**Given problem**
Below are some records; repeat them all exactly, minus the pictures.

**Material provided**
#####

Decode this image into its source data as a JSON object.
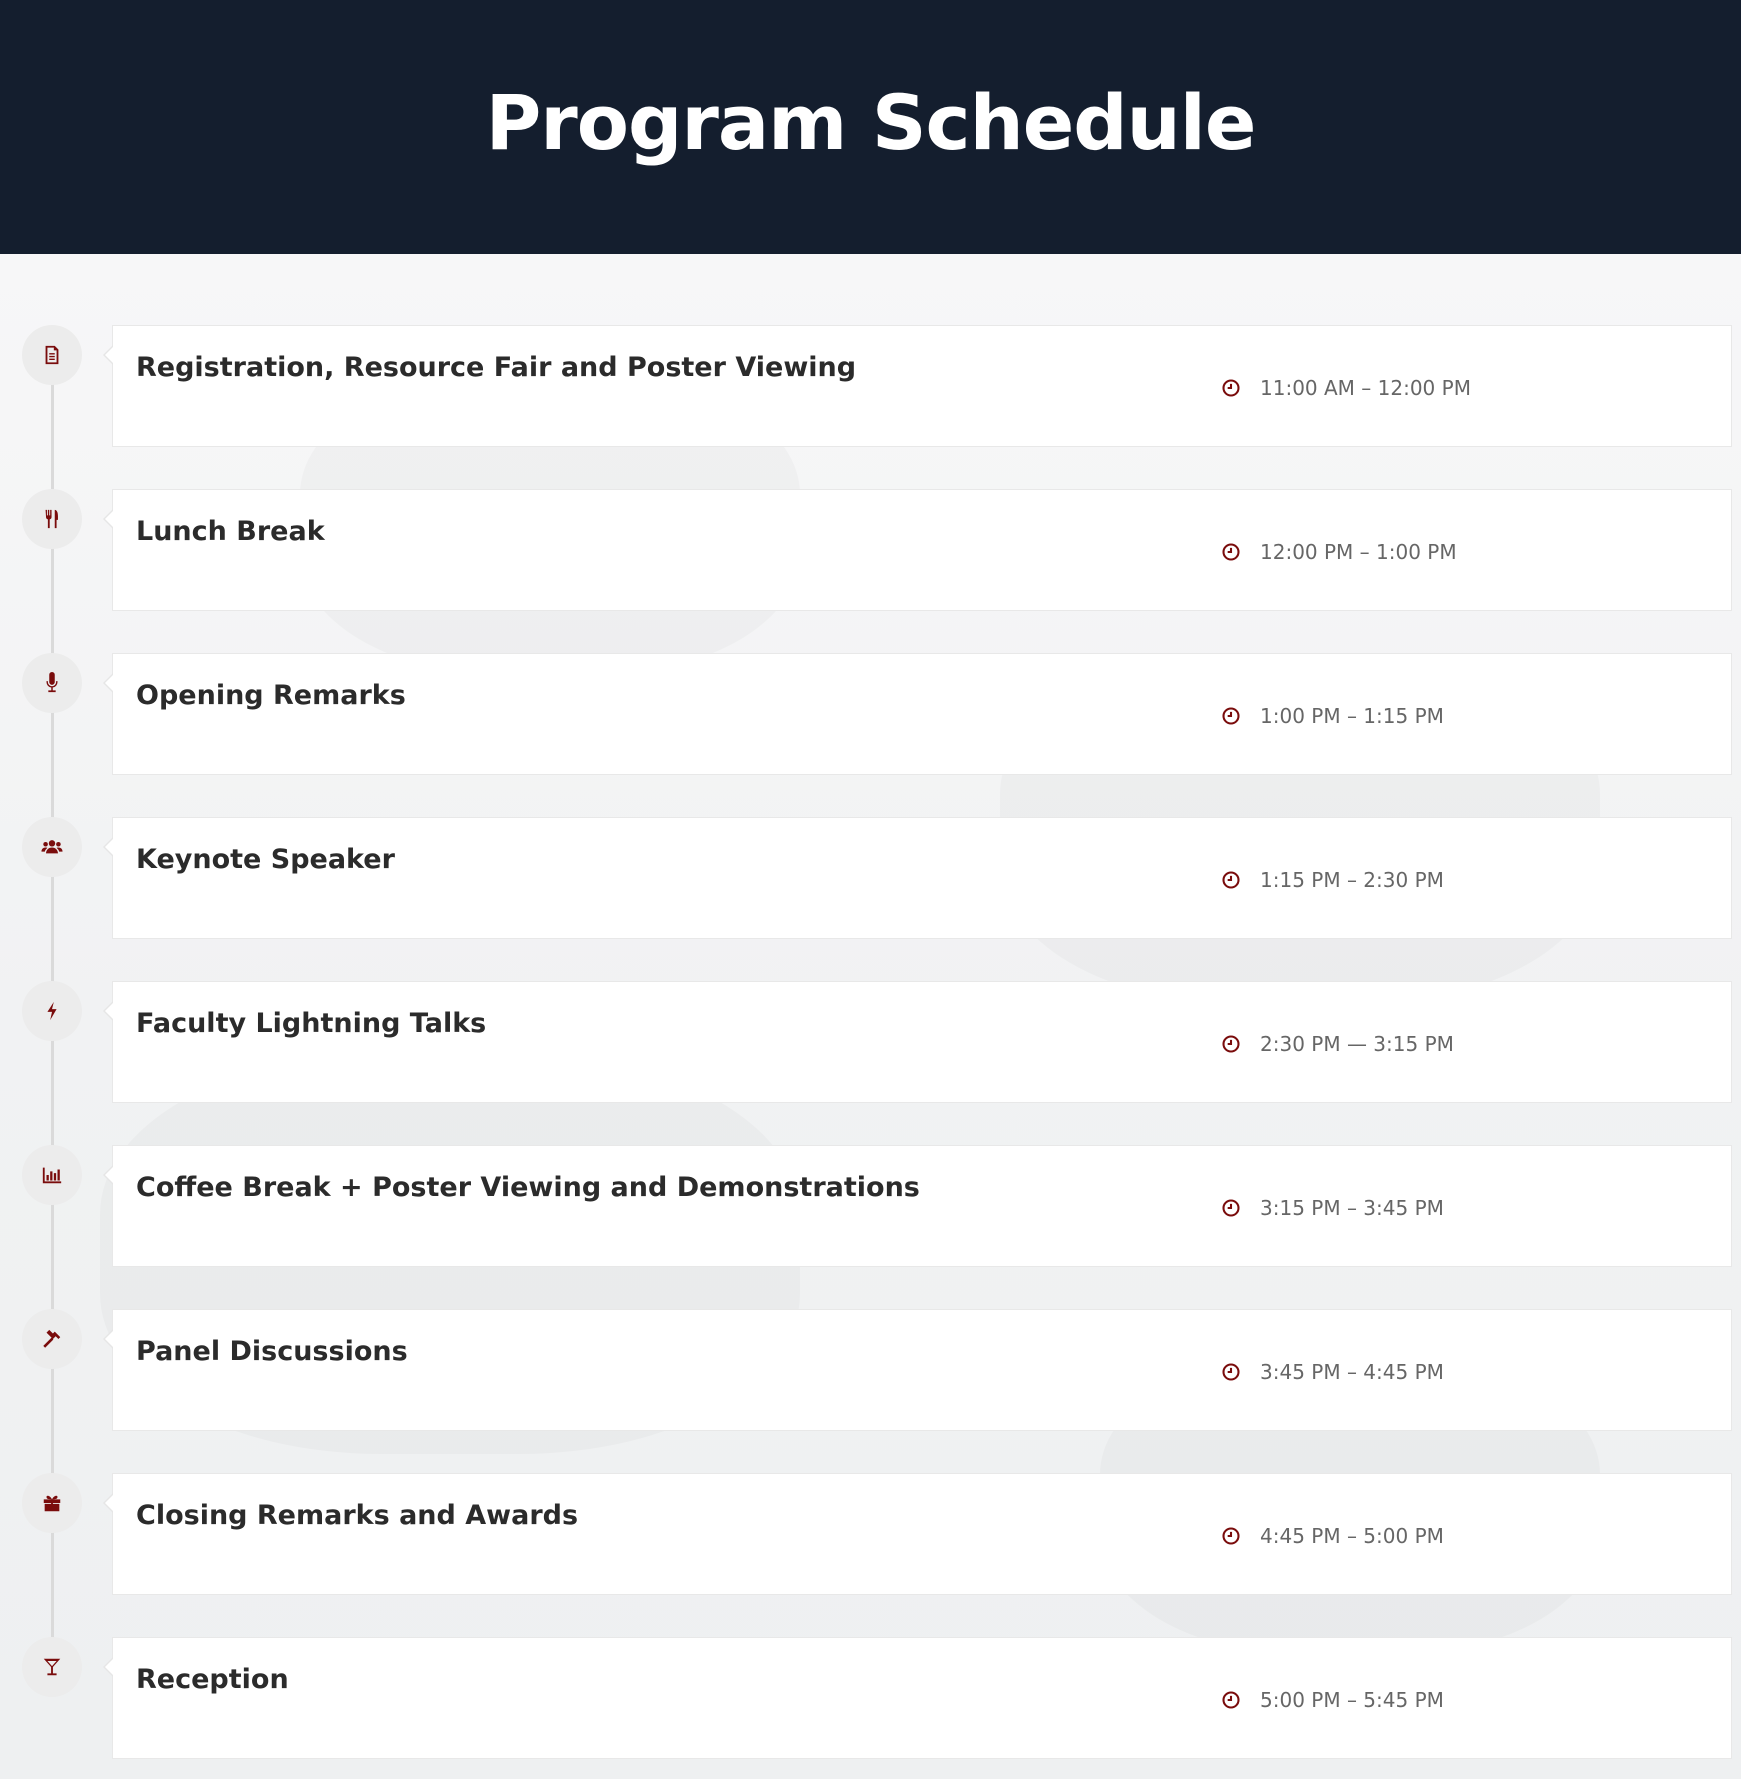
{
  "header": {
    "title": "Program Schedule"
  },
  "colors": {
    "header_bg": "#141e2e",
    "accent": "#7a0c0c",
    "text": "#2b2b2b",
    "time_text": "#666666"
  },
  "schedule": [
    {
      "icon": "document-icon",
      "title": "Registration, Resource Fair and Poster Viewing",
      "time": "11:00 AM – 12:00 PM"
    },
    {
      "icon": "utensils-icon",
      "title": "Lunch Break",
      "time": "12:00 PM – 1:00 PM"
    },
    {
      "icon": "microphone-icon",
      "title": "Opening Remarks",
      "time": "1:00 PM – 1:15 PM"
    },
    {
      "icon": "users-icon",
      "title": "Keynote Speaker",
      "time": "1:15 PM – 2:30 PM"
    },
    {
      "icon": "lightning-icon",
      "title": "Faculty Lightning Talks",
      "time": "2:30 PM — 3:15 PM"
    },
    {
      "icon": "bar-chart-icon",
      "title": "Coffee Break + Poster Viewing and Demonstrations",
      "time": "3:15 PM – 3:45 PM"
    },
    {
      "icon": "gavel-icon",
      "title": "Panel Discussions",
      "time": "3:45 PM – 4:45 PM"
    },
    {
      "icon": "gift-icon",
      "title": "Closing Remarks and Awards",
      "time": "4:45 PM – 5:00 PM"
    },
    {
      "icon": "cocktail-icon",
      "title": "Reception",
      "time": "5:00 PM – 5:45 PM"
    }
  ]
}
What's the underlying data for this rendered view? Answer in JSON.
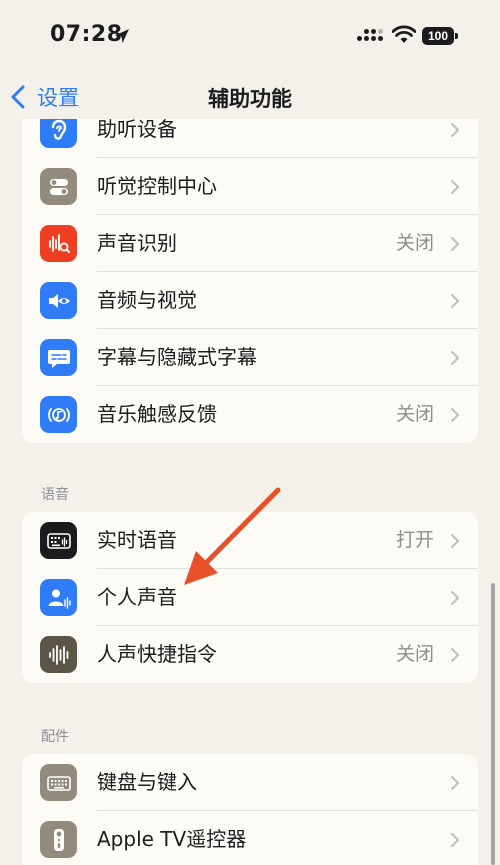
{
  "status": {
    "time": "07:28",
    "battery": "100"
  },
  "nav": {
    "back_label": "设置",
    "title": "辅助功能"
  },
  "groups": {
    "hearing": [
      {
        "label": "助听设备",
        "value": ""
      },
      {
        "label": "听觉控制中心",
        "value": ""
      },
      {
        "label": "声音识别",
        "value": "关闭"
      },
      {
        "label": "音频与视觉",
        "value": ""
      },
      {
        "label": "字幕与隐藏式字幕",
        "value": ""
      },
      {
        "label": "音乐触感反馈",
        "value": "关闭"
      }
    ],
    "speech_header": "语音",
    "speech": [
      {
        "label": "实时语音",
        "value": "打开"
      },
      {
        "label": "个人声音",
        "value": ""
      },
      {
        "label": "人声快捷指令",
        "value": "关闭"
      }
    ],
    "accessories_header": "配件",
    "accessories": [
      {
        "label": "键盘与键入",
        "value": ""
      },
      {
        "label": "Apple TV遥控器",
        "value": ""
      }
    ]
  },
  "icons": {
    "hearing-devices": "ear-icon",
    "hearing-control": "toggles-icon",
    "sound-recognition": "waveform-search-icon",
    "audio-visual": "speaker-eye-icon",
    "subtitles": "caption-bubble-icon",
    "music-haptics": "music-haptics-icon",
    "live-speech": "keyboard-waveform-icon",
    "personal-voice": "person-waveform-icon",
    "vocal-shortcuts": "waveform-icon",
    "keyboard": "keyboard-icon",
    "apple-tv-remote": "remote-icon"
  },
  "colors": {
    "accent_blue": "#2f7cf6",
    "icon_blue": "#2f7cf6",
    "icon_gray": "#948b7f",
    "icon_red": "#ef3f22",
    "icon_black": "#1c1c1e",
    "icon_olive": "#5b5548",
    "annotation_arrow": "#e8502a"
  }
}
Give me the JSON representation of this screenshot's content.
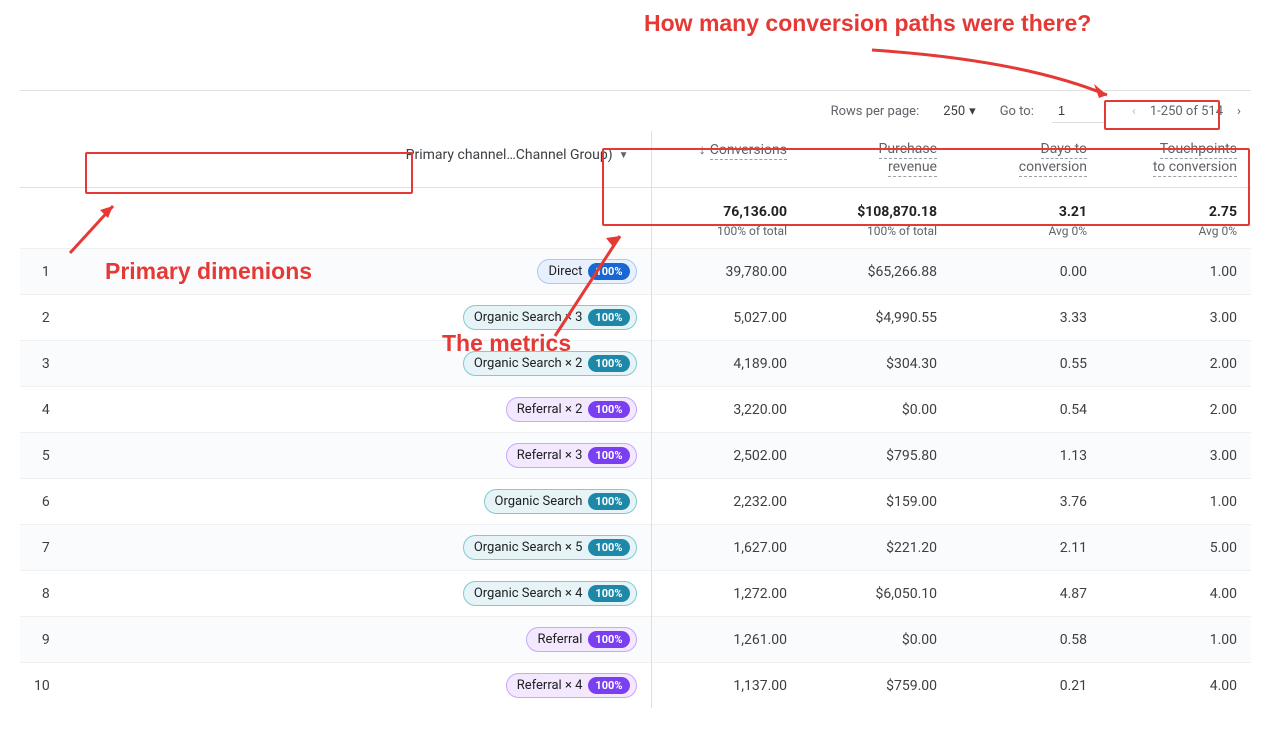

#####

**Result for this task**
Decode this image into its source data as a JSON object.
{
  "header": {
    "title": "Program Schedule"
  },
  "colors": {
    "header_bg": "#141e2e",
    "accent": "#7a0c0c",
    "text": "#2b2b2b",
    "time_text": "#666666"
  },
  "schedule": [
    {
      "icon": "document-icon",
      "title": "Registration, Resource Fair and Poster Viewing",
      "time": "11:00 AM – 12:00 PM"
    },
    {
      "icon": "utensils-icon",
      "title": "Lunch Break",
      "time": "12:00 PM – 1:00 PM"
    },
    {
      "icon": "microphone-icon",
      "title": "Opening Remarks",
      "time": "1:00 PM – 1:15 PM"
    },
    {
      "icon": "users-icon",
      "title": "Keynote Speaker",
      "time": "1:15 PM – 2:30 PM"
    },
    {
      "icon": "lightning-icon",
      "title": "Faculty Lightning Talks",
      "time": "2:30 PM — 3:15 PM"
    },
    {
      "icon": "bar-chart-icon",
      "title": "Coffee Break + Poster Viewing and Demonstrations",
      "time": "3:15 PM – 3:45 PM"
    },
    {
      "icon": "gavel-icon",
      "title": "Panel Discussions",
      "time": "3:45 PM – 4:45 PM"
    },
    {
      "icon": "gift-icon",
      "title": "Closing Remarks and Awards",
      "time": "4:45 PM – 5:00 PM"
    },
    {
      "icon": "cocktail-icon",
      "title": "Reception",
      "time": "5:00 PM – 5:45 PM"
    }
  ]
}
What's the underlying data for this rendered view? Answer in JSON.
{
  "status": {
    "time": "07:28",
    "battery": "100"
  },
  "nav": {
    "back_label": "设置",
    "title": "辅助功能"
  },
  "groups": {
    "hearing": [
      {
        "label": "助听设备",
        "value": ""
      },
      {
        "label": "听觉控制中心",
        "value": ""
      },
      {
        "label": "声音识别",
        "value": "关闭"
      },
      {
        "label": "音频与视觉",
        "value": ""
      },
      {
        "label": "字幕与隐藏式字幕",
        "value": ""
      },
      {
        "label": "音乐触感反馈",
        "value": "关闭"
      }
    ],
    "speech_header": "语音",
    "speech": [
      {
        "label": "实时语音",
        "value": "打开"
      },
      {
        "label": "个人声音",
        "value": ""
      },
      {
        "label": "人声快捷指令",
        "value": "关闭"
      }
    ],
    "accessories_header": "配件",
    "accessories": [
      {
        "label": "键盘与键入",
        "value": ""
      },
      {
        "label": "Apple TV遥控器",
        "value": ""
      }
    ]
  },
  "icons": {
    "hearing-devices": "ear-icon",
    "hearing-control": "toggles-icon",
    "sound-recognition": "waveform-search-icon",
    "audio-visual": "speaker-eye-icon",
    "subtitles": "caption-bubble-icon",
    "music-haptics": "music-haptics-icon",
    "live-speech": "keyboard-waveform-icon",
    "personal-voice": "person-waveform-icon",
    "vocal-shortcuts": "waveform-icon",
    "keyboard": "keyboard-icon",
    "apple-tv-remote": "remote-icon"
  },
  "colors": {
    "accent_blue": "#2f7cf6",
    "icon_blue": "#2f7cf6",
    "icon_gray": "#948b7f",
    "icon_red": "#ef3f22",
    "icon_black": "#1c1c1e",
    "icon_olive": "#5b5548",
    "annotation_arrow": "#e8502a"
  }
}
Give me the JSON representation of this screenshot's content.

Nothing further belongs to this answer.